Problem to solve. Count how many lines of the material below have the word "four" and give only the number.

# # #

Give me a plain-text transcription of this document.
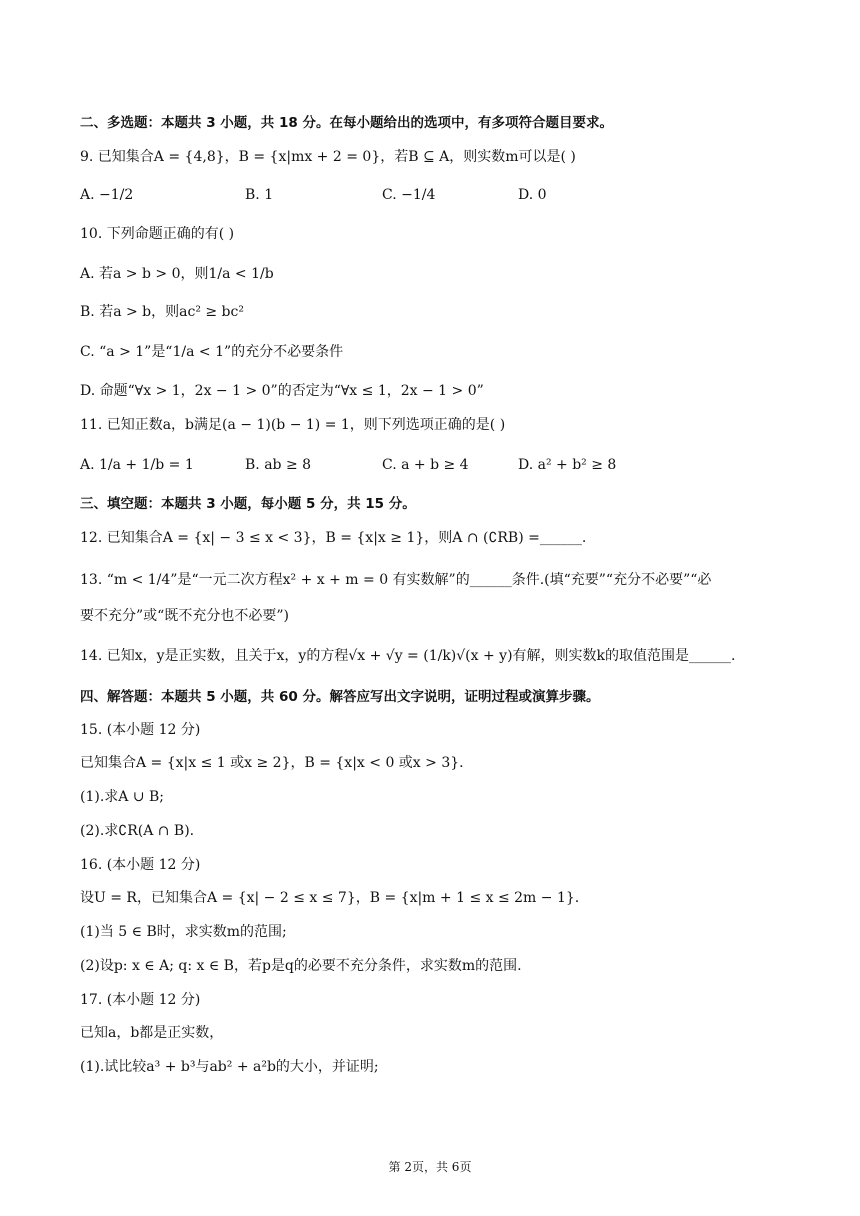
二、多选题：本题共 3 小题，共 18 分。在每小题给出的选项中，有多项符合题目要求。
9. 已知集合A = {4,8}，B = {x|mx + 2 = 0}，若B ⊆ A，则实数m可以是( )
A. −1/2	B. 1	C. −1/4	D. 0
10. 下列命题正确的有( )
A. 若a > b > 0，则1/a < 1/b
B. 若a > b，则ac² ≥ bc²
C. “a > 1”是“1/a < 1”的充分不必要条件
D. 命题“∀x > 1，2x − 1 > 0”的否定为“∀x ≤ 1，2x − 1 > 0”
11. 已知正数a，b满足(a − 1)(b − 1) = 1，则下列选项正确的是( )
A. 1/a + 1/b = 1	B. ab ≥ 8	C. a + b ≥ 4	D. a² + b² ≥ 8
三、填空题：本题共 3 小题，每小题 5 分，共 15 分。
12. 已知集合A = {x| − 3 ≤ x < 3}，B = {x|x ≥ 1}，则A ∩ (∁RB) =______.
13. “m < 1/4”是“一元二次方程x² + x + m = 0 有实数解”的______条件.(填“充要”“充分不必要”“必
要不充分”或“既不充分也不必要”)
14. 已知x，y是正实数，且关于x，y的方程√x + √y = (1/k)√(x + y)有解，则实数k的取值范围是______.
四、解答题：本题共 5 小题，共 60 分。解答应写出文字说明，证明过程或演算步骤。
15. (本小题 12 分)
已知集合A = {x|x ≤ 1 或x ≥ 2}，B = {x|x < 0 或x > 3}.
(1).求A ∪ B;
(2).求∁R(A ∩ B).
16. (本小题 12 分)
设U = R，已知集合A = {x| − 2 ≤ x ≤ 7}，B = {x|m + 1 ≤ x ≤ 2m − 1}.
(1)当 5 ∈ B时，求实数m的范围;
(2)设p: x ∈ A; q: x ∈ B，若p是q的必要不充分条件，求实数m的范围.
17. (本小题 12 分)
已知a，b都是正实数，
(1).试比较a³ + b³与ab² + a²b的大小，并证明;
第 2页，共 6页
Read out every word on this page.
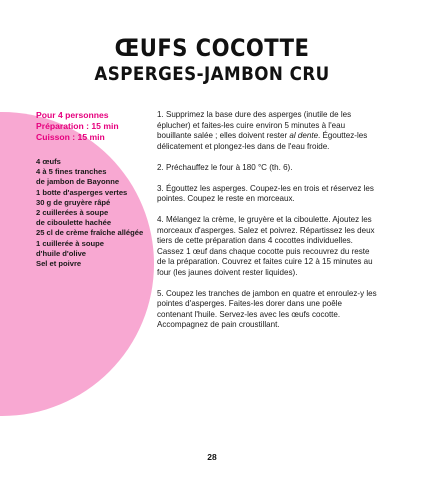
ŒUFS COCOTTE
ASPERGES-JAMBON CRU
Pour 4 personnes
Préparation : 15 min
Cuisson : 15 min
4 œufs
4 à 5 fines tranches
de jambon de Bayonne
1 botte d'asperges vertes
30 g de gruyère râpé
2 cuillerées à soupe
de ciboulette hachée
25 cl de crème fraîche allégée
1 cuillerée à soupe
d'huile d'olive
Sel et poivre

1. Supprimez la base dure des asperges (inutile de les éplucher) et faites-les cuire environ 5 minutes à l'eau bouillante salée ; elles doivent rester al dente. Égouttez-les délicatement et plongez-les dans de l'eau froide.

2. Préchauffez le four à 180 °C (th. 6).

3. Égouttez les asperges. Coupez-les en trois et réservez les pointes. Coupez le reste en morceaux.

4. Mélangez la crème, le gruyère et la ciboulette. Ajoutez les morceaux d'asperges. Salez et poivrez. Répartissez les deux tiers de cette préparation dans 4 cocottes individuelles. Cassez 1 œuf dans chaque cocotte puis recouvrez du reste de la préparation. Couvrez et faites cuire 12 à 15 minutes au four (les jaunes doivent rester liquides).

5. Coupez les tranches de jambon en quatre et enroulez-y les pointes d'asperges. Faites-les dorer dans une poêle contenant l'huile. Servez-les avec les œufs cocotte. Accompagnez de pain croustillant.

28
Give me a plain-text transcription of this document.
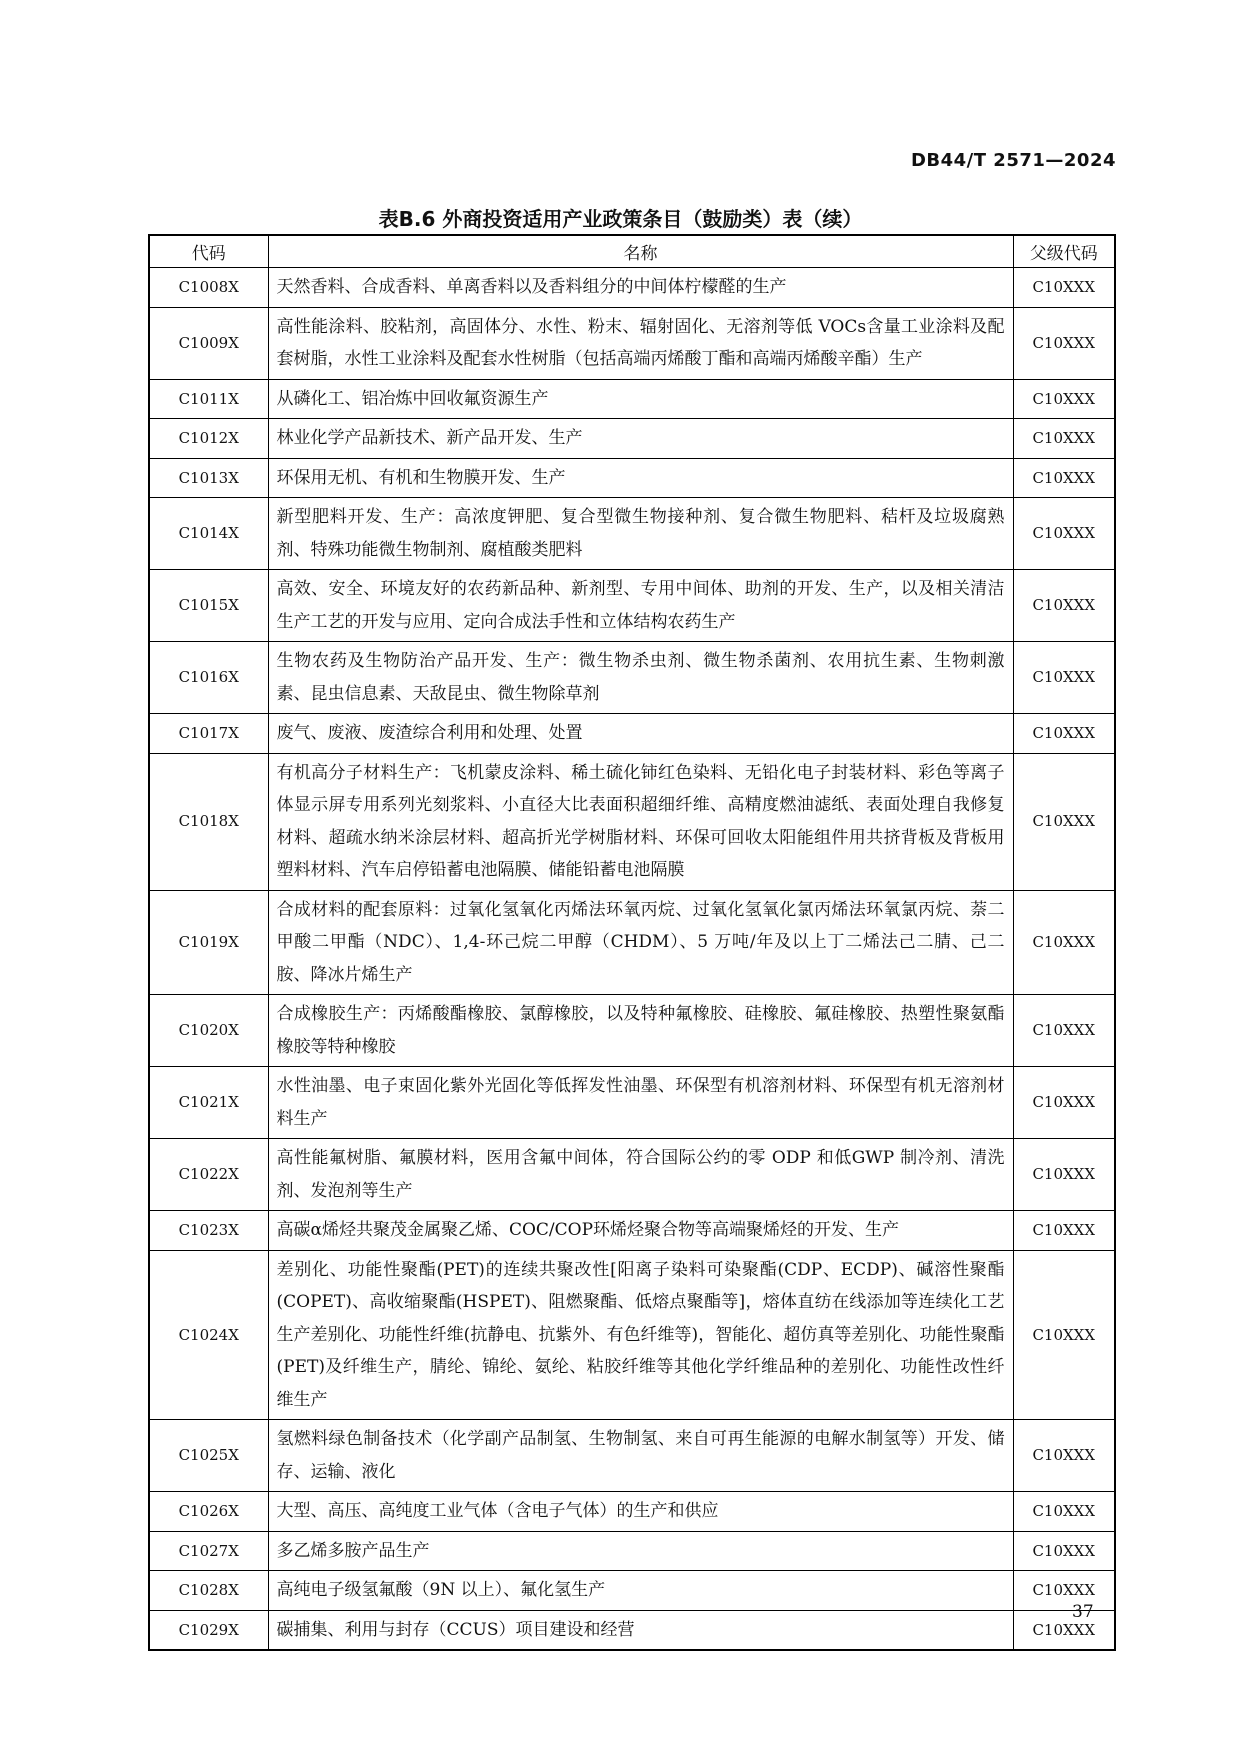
DB44/T 2571—2024
表B.6 外商投资适用产业政策条目（鼓励类）表（续）
代码	名称	父级代码
C1008X	天然香料、合成香料、单离香料以及香料组分的中间体柠檬醛的生产	C10XXX
C1009X	高性能涂料、胶粘剂，高固体分、水性、粉末、辐射固化、无溶剂等低 VOCs含量工业涂料及配套树脂，水性工业涂料及配套水性树脂（包括高端丙烯酸丁酯和高端丙烯酸辛酯）生产	C10XXX
C1011X	从磷化工、铝冶炼中回收氟资源生产	C10XXX
C1012X	林业化学产品新技术、新产品开发、生产	C10XXX
C1013X	环保用无机、有机和生物膜开发、生产	C10XXX
C1014X	新型肥料开发、生产：高浓度钾肥、复合型微生物接种剂、复合微生物肥料、秸杆及垃圾腐熟剂、特殊功能微生物制剂、腐植酸类肥料	C10XXX
C1015X	高效、安全、环境友好的农药新品种、新剂型、专用中间体、助剂的开发、生产，以及相关清洁生产工艺的开发与应用、定向合成法手性和立体结构农药生产	C10XXX
C1016X	生物农药及生物防治产品开发、生产：微生物杀虫剂、微生物杀菌剂、农用抗生素、生物刺激素、昆虫信息素、天敌昆虫、微生物除草剂	C10XXX
C1017X	废气、废液、废渣综合利用和处理、处置	C10XXX
C1018X	有机高分子材料生产：飞机蒙皮涂料、稀土硫化铈红色染料、无铅化电子封装材料、彩色等离子体显示屏专用系列光刻浆料、小直径大比表面积超细纤维、高精度燃油滤纸、表面处理自我修复材料、超疏水纳米涂层材料、超高折光学树脂材料、环保可回收太阳能组件用共挤背板及背板用塑料材料、汽车启停铅蓄电池隔膜、储能铅蓄电池隔膜	C10XXX
C1019X	合成材料的配套原料：过氧化氢氧化丙烯法环氧丙烷、过氧化氢氧化氯丙烯法环氧氯丙烷、萘二甲酸二甲酯（NDC）、1,4-环己烷二甲醇（CHDM）、5 万吨/年及以上丁二烯法己二腈、己二胺、降冰片烯生产	C10XXX
C1020X	合成橡胶生产：丙烯酸酯橡胶、氯醇橡胶，以及特种氟橡胶、硅橡胶、氟硅橡胶、热塑性聚氨酯橡胶等特种橡胶	C10XXX
C1021X	水性油墨、电子束固化紫外光固化等低挥发性油墨、环保型有机溶剂材料、环保型有机无溶剂材料生产	C10XXX
C1022X	高性能氟树脂、氟膜材料，医用含氟中间体，符合国际公约的零 ODP 和低GWP 制冷剂、清洗剂、发泡剂等生产	C10XXX
C1023X	高碳α烯烃共聚茂金属聚乙烯、COC/COP环烯烃聚合物等高端聚烯烃的开发、生产	C10XXX
C1024X	差别化、功能性聚酯(PET)的连续共聚改性[阳离子染料可染聚酯(CDP、ECDP)、碱溶性聚酯(COPET)、高收缩聚酯(HSPET)、阻燃聚酯、低熔点聚酯等]，熔体直纺在线添加等连续化工艺生产差别化、功能性纤维(抗静电、抗紫外、有色纤维等)，智能化、超仿真等差别化、功能性聚酯(PET)及纤维生产，腈纶、锦纶、氨纶、粘胶纤维等其他化学纤维品种的差别化、功能性改性纤维生产	C10XXX
C1025X	氢燃料绿色制备技术（化学副产品制氢、生物制氢、来自可再生能源的电解水制氢等）开发、储存、运输、液化	C10XXX
C1026X	大型、高压、高纯度工业气体（含电子气体）的生产和供应	C10XXX
C1027X	多乙烯多胺产品生产	C10XXX
C1028X	高纯电子级氢氟酸（9N 以上）、氟化氢生产	C10XXX
C1029X	碳捕集、利用与封存（CCUS）项目建设和经营	C10XXX
37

# # #

Reply to the exercise. 2